Objective
For the listing below, give the count of lines containing the string "donc" and nothing else.

= = =

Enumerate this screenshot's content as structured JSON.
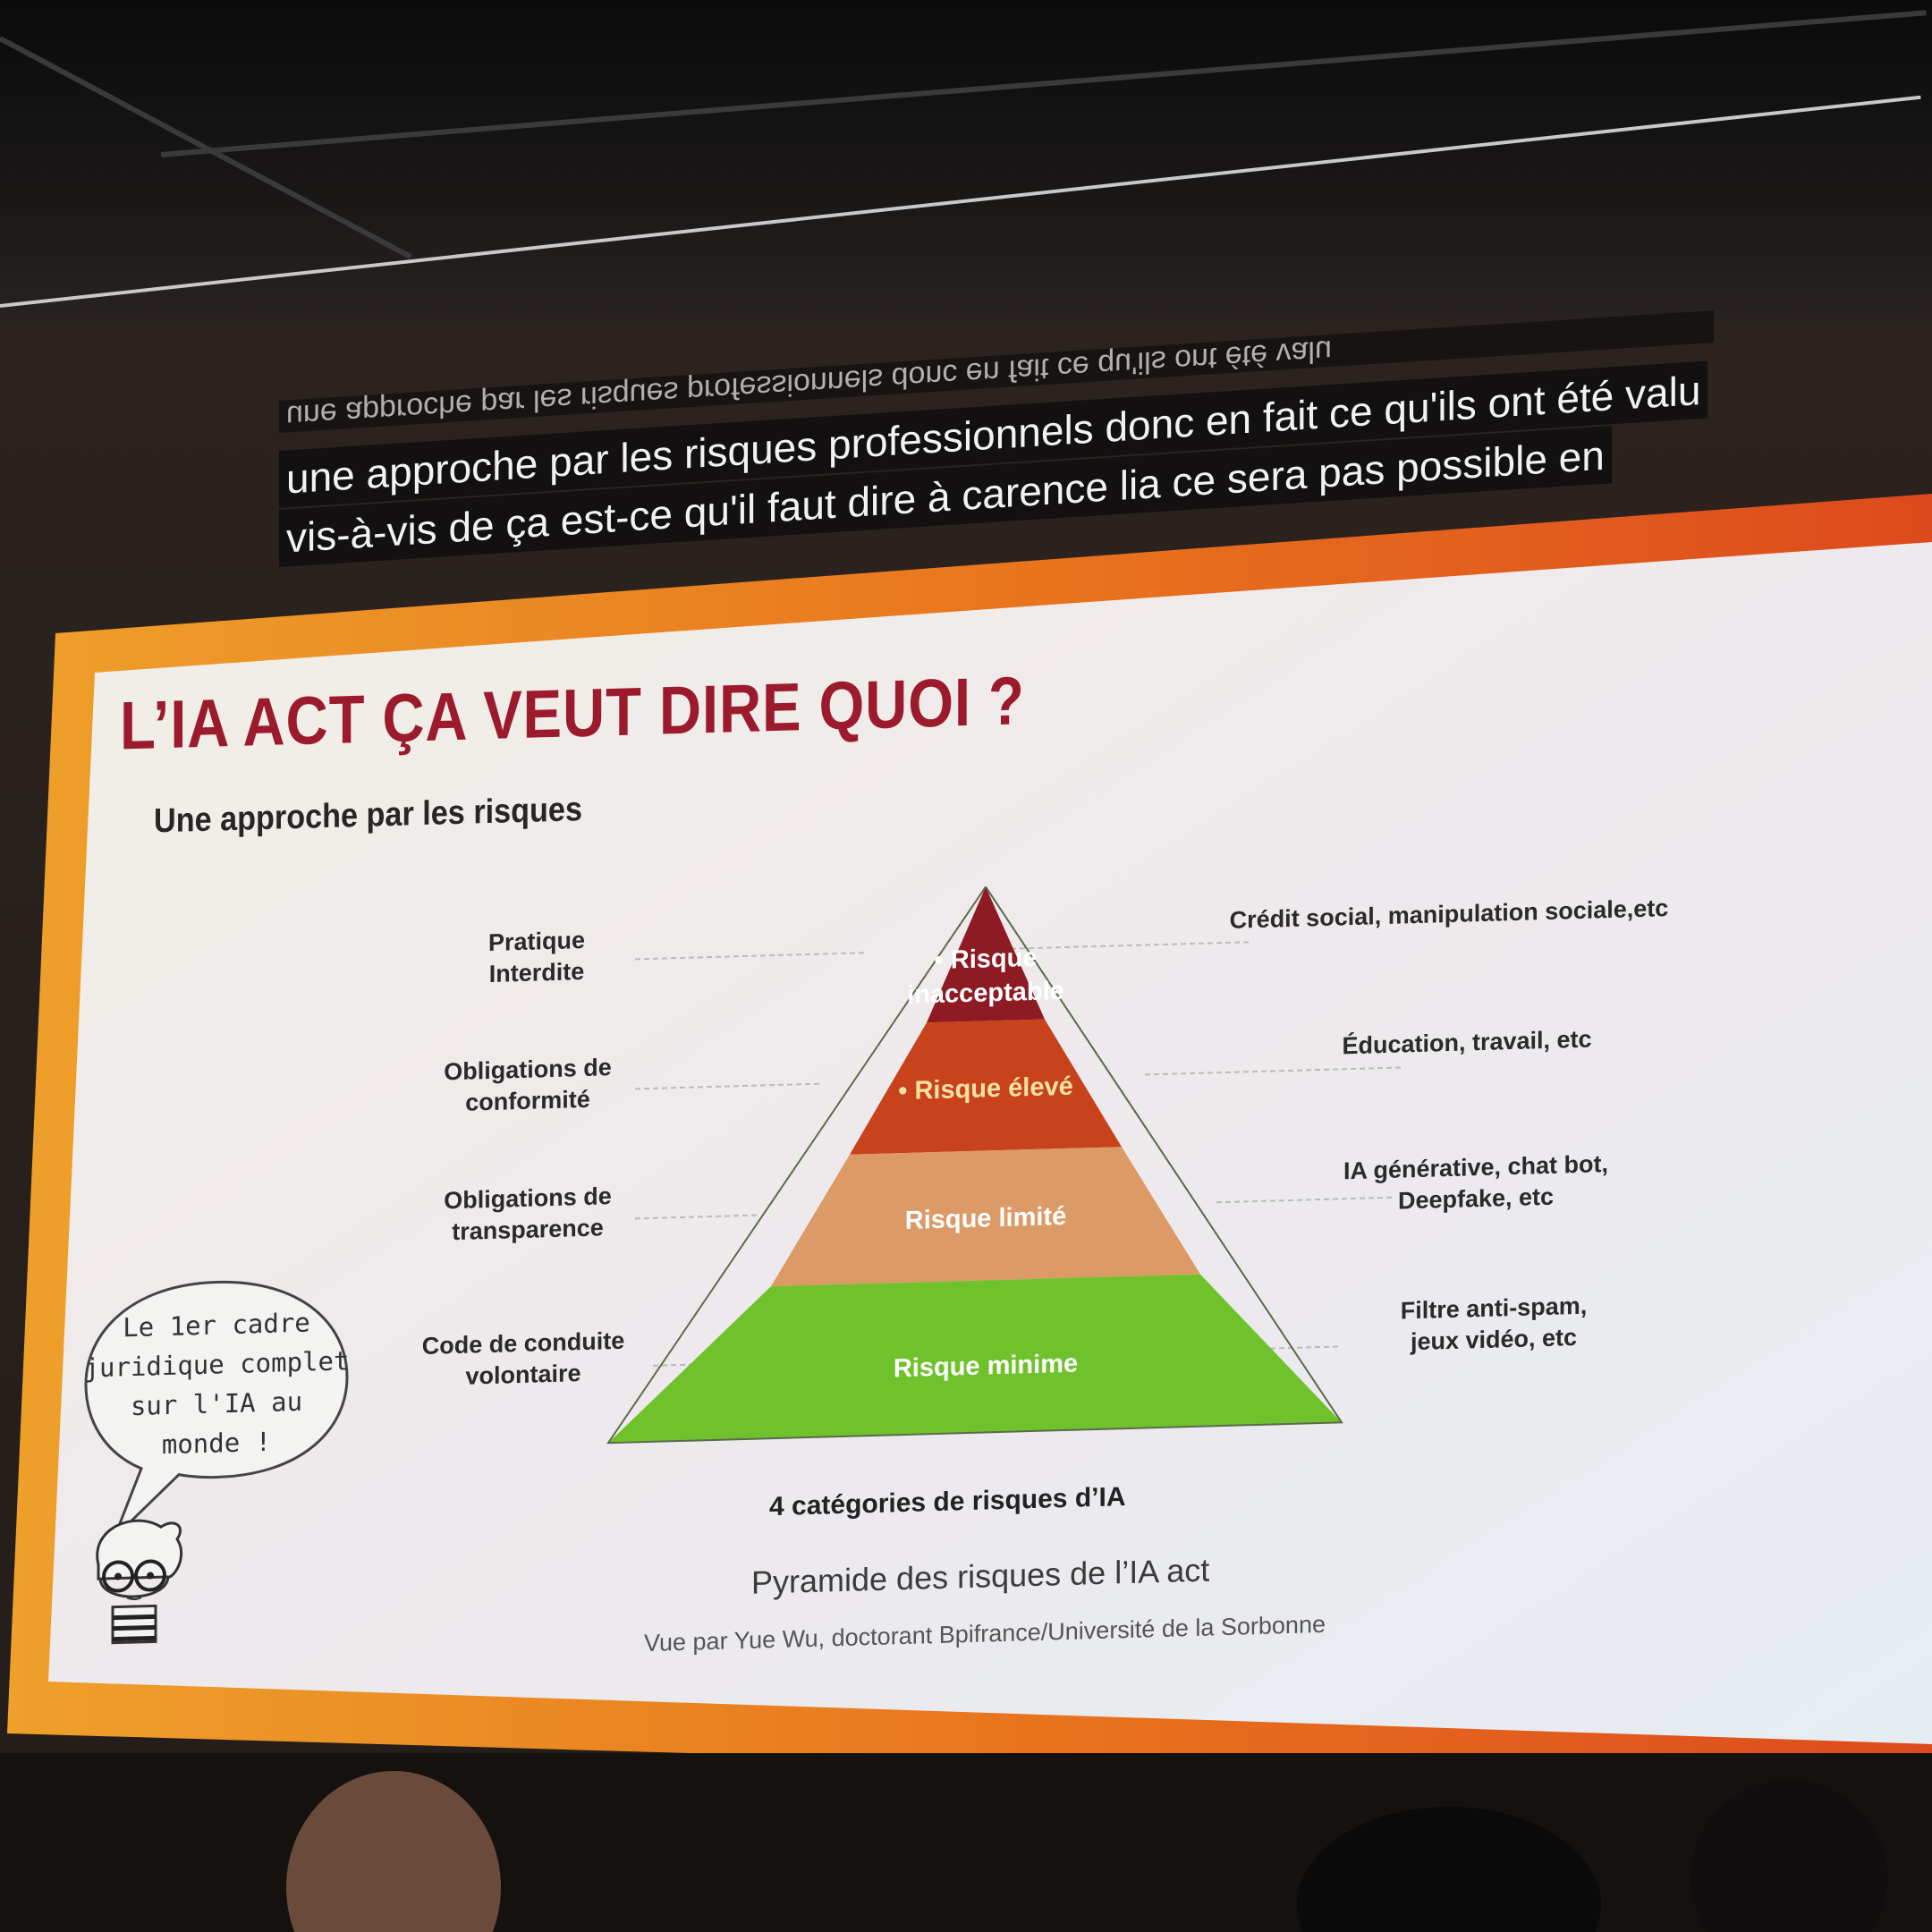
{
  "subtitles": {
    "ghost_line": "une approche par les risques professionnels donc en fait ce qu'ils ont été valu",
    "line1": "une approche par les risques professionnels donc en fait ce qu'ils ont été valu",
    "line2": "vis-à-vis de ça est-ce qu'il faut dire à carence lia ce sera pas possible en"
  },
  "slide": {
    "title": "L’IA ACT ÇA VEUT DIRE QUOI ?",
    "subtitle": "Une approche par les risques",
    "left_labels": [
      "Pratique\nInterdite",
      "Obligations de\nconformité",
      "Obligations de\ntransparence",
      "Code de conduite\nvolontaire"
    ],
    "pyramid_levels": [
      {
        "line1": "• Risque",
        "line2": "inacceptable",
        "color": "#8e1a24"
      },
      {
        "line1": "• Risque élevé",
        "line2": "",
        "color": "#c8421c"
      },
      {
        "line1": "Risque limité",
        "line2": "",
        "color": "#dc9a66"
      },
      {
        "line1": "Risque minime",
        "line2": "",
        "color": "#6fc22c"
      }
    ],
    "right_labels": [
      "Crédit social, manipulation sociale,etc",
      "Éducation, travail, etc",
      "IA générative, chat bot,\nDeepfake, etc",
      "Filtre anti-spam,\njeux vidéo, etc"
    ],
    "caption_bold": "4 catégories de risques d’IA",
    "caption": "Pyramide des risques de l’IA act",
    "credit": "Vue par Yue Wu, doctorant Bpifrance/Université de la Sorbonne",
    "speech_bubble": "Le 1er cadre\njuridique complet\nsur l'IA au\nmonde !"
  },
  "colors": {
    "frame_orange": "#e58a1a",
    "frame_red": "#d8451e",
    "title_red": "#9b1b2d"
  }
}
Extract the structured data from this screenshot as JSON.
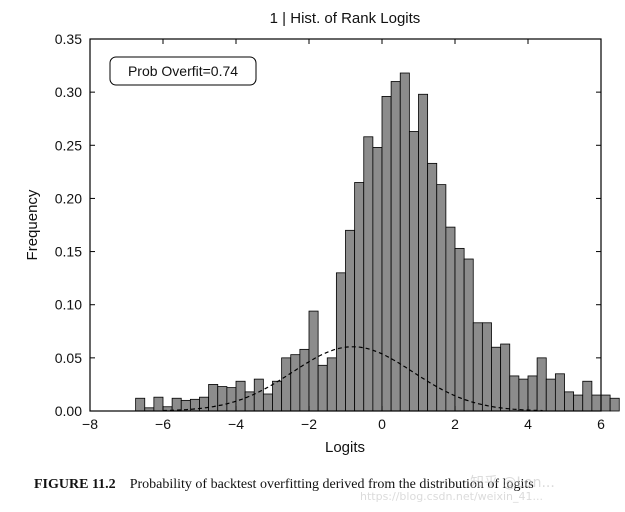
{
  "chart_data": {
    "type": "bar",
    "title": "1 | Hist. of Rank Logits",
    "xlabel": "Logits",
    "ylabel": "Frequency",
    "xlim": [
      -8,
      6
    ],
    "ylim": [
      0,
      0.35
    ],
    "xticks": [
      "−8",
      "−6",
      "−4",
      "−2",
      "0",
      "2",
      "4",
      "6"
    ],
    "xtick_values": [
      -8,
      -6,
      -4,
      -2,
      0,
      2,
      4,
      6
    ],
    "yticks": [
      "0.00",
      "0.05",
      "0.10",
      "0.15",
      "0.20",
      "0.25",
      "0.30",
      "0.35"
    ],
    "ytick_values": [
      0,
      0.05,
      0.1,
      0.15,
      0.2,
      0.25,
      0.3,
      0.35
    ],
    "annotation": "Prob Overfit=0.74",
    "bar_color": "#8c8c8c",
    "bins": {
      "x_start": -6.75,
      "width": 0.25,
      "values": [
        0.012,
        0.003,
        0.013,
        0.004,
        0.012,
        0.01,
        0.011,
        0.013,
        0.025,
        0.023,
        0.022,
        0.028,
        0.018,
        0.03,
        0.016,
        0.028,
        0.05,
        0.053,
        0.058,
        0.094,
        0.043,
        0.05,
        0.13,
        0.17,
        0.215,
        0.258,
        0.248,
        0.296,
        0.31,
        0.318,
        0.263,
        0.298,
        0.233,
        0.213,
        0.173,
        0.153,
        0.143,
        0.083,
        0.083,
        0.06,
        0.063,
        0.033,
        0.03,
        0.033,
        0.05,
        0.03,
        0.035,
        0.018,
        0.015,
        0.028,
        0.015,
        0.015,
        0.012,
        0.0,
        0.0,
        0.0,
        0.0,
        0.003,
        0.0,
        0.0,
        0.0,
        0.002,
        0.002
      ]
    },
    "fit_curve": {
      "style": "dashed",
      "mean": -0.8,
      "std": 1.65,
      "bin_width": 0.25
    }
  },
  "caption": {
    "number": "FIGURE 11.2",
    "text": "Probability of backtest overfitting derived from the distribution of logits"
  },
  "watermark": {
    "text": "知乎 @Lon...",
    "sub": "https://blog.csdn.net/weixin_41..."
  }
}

= = =

Exercise answer
2